To do » Of all the lines in this data, how many include "label"? Respond with the number only.

--- START ---

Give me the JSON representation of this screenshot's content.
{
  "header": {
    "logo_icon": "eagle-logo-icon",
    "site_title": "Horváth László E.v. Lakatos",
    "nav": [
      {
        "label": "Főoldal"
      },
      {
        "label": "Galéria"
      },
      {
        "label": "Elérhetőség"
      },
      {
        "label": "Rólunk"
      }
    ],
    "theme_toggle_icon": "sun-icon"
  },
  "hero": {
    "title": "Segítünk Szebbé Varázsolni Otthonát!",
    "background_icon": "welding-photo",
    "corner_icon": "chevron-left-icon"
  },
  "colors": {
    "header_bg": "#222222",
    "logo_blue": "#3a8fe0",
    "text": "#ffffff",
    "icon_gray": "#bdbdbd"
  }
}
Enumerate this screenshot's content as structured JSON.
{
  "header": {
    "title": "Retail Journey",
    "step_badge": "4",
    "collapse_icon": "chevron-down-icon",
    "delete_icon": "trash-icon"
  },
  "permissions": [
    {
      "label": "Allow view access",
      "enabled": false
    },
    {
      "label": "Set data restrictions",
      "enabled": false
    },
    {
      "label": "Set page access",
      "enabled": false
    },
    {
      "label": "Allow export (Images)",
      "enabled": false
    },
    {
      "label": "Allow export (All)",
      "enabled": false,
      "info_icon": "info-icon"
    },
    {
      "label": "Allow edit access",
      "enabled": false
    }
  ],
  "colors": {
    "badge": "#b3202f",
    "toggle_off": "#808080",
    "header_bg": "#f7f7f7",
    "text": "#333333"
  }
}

--- END ---

Result of this task » 10